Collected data
↓↓↓

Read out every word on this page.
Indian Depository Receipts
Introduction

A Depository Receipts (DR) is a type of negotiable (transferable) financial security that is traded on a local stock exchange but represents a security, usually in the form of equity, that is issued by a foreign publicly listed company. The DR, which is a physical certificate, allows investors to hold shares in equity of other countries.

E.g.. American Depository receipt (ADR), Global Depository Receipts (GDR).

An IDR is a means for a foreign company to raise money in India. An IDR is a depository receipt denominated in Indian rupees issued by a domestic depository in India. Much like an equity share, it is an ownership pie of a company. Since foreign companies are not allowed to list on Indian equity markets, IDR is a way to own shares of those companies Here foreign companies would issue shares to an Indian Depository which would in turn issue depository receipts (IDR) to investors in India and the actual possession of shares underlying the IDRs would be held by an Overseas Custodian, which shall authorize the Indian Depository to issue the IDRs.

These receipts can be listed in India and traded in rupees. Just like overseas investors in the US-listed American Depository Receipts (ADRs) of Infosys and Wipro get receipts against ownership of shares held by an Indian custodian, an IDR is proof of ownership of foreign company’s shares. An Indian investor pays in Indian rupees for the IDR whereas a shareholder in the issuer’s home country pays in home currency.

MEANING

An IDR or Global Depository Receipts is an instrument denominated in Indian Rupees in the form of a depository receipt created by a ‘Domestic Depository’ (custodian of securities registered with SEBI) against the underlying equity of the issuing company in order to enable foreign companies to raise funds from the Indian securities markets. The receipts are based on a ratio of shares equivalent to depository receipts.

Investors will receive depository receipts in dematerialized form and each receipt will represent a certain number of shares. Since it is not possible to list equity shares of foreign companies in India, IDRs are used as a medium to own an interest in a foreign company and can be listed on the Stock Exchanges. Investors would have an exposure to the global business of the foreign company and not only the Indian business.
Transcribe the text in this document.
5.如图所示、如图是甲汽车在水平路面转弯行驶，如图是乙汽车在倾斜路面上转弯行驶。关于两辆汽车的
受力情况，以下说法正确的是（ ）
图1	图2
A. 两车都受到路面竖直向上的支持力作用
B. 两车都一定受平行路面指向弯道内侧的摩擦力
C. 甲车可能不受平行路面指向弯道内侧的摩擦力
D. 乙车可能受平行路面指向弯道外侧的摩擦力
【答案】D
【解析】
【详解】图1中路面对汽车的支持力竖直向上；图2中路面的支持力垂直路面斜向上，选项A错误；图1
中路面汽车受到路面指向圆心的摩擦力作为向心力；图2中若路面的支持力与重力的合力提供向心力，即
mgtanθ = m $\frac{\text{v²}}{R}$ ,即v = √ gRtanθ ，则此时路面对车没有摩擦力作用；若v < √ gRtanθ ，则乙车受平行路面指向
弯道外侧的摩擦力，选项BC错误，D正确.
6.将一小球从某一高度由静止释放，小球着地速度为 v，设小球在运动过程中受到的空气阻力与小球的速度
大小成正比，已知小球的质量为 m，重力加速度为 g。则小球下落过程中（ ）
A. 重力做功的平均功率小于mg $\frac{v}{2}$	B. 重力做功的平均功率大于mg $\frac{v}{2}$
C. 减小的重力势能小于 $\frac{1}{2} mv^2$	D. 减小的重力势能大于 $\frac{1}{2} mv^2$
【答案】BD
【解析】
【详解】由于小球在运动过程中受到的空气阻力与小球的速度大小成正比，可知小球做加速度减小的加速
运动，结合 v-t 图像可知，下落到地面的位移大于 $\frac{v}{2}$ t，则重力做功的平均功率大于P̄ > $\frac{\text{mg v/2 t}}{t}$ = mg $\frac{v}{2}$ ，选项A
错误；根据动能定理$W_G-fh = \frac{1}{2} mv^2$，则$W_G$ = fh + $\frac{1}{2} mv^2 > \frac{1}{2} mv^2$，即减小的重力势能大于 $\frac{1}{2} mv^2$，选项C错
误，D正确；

↑↑↑

Goal:
Extract the complete listing verbatim.

Answer to the exercise:
Read out every word on this page.
Indian Depository Receipts
Introduction

A Depository Receipts (DR) is a type of negotiable (transferable) financial security that is traded on a local stock exchange but represents a security, usually in the form of equity, that is issued by a foreign publicly listed company. The DR, which is a physical certificate, allows investors to hold shares in equity of other countries.

E.g.. American Depository receipt (ADR), Global Depository Receipts (GDR).

An IDR is a means for a foreign company to raise money in India. An IDR is a depository receipt denominated in Indian rupees issued by a domestic depository in India. Much like an equity share, it is an ownership pie of a company. Since foreign companies are not allowed to list on Indian equity markets, IDR is a way to own shares of those companies Here foreign companies would issue shares to an Indian Depository which would in turn issue depository receipts (IDR) to investors in India and the actual possession of shares underlying the IDRs would be held by an Overseas Custodian, which shall authorize the Indian Depository to issue the IDRs.

These receipts can be listed in India and traded in rupees. Just like overseas investors in the US-listed American Depository Receipts (ADRs) of Infosys and Wipro get receipts against ownership of shares held by an Indian custodian, an IDR is proof of ownership of foreign company’s shares. An Indian investor pays in Indian rupees for the IDR whereas a shareholder in the issuer’s home country pays in home currency.

MEANING

An IDR or Global Depository Receipts is an instrument denominated in Indian Rupees in the form of a depository receipt created by a ‘Domestic Depository’ (custodian of securities registered with SEBI) against the underlying equity of the issuing company in order to enable foreign companies to raise funds from the Indian securities markets. The receipts are based on a ratio of shares equivalent to depository receipts.

Investors will receive depository receipts in dematerialized form and each receipt will represent a certain number of shares. Since it is not possible to list equity shares of foreign companies in India, IDRs are used as a medium to own an interest in a foreign company and can be listed on the Stock Exchanges. Investors would have an exposure to the global business of the foreign company and not only the Indian business.
Transcribe the text in this document.
5.如图所示、如图是甲汽车在水平路面转弯行驶，如图是乙汽车在倾斜路面上转弯行驶。关于两辆汽车的
受力情况，以下说法正确的是（ ）
图1	图2
A. 两车都受到路面竖直向上的支持力作用
B. 两车都一定受平行路面指向弯道内侧的摩擦力
C. 甲车可能不受平行路面指向弯道内侧的摩擦力
D. 乙车可能受平行路面指向弯道外侧的摩擦力
【答案】D
【解析】
【详解】图1中路面对汽车的支持力竖直向上；图2中路面的支持力垂直路面斜向上，选项A错误；图1
中路面汽车受到路面指向圆心的摩擦力作为向心力；图2中若路面的支持力与重力的合力提供向心力，即
mgtanθ = m $\frac{\text{v²}}{R}$ ,即v = √ gRtanθ ，则此时路面对车没有摩擦力作用；若v < √ gRtanθ ，则乙车受平行路面指向
弯道外侧的摩擦力，选项BC错误，D正确.
6.将一小球从某一高度由静止释放，小球着地速度为 v，设小球在运动过程中受到的空气阻力与小球的速度
大小成正比，已知小球的质量为 m，重力加速度为 g。则小球下落过程中（ ）
A. 重力做功的平均功率小于mg $\frac{v}{2}$	B. 重力做功的平均功率大于mg $\frac{v}{2}$
C. 减小的重力势能小于 $\frac{1}{2} mv^2$	D. 减小的重力势能大于 $\frac{1}{2} mv^2$
【答案】BD
【解析】
【详解】由于小球在运动过程中受到的空气阻力与小球的速度大小成正比，可知小球做加速度减小的加速
运动，结合 v-t 图像可知，下落到地面的位移大于 $\frac{v}{2}$ t，则重力做功的平均功率大于P̄ > $\frac{\text{mg v/2 t}}{t}$ = mg $\frac{v}{2}$ ，选项A
错误；根据动能定理$W_G-fh = \frac{1}{2} mv^2$，则$W_G$ = fh + $\frac{1}{2} mv^2 > \frac{1}{2} mv^2$，即减小的重力势能大于 $\frac{1}{2} mv^2$，选项C错
误，D正确；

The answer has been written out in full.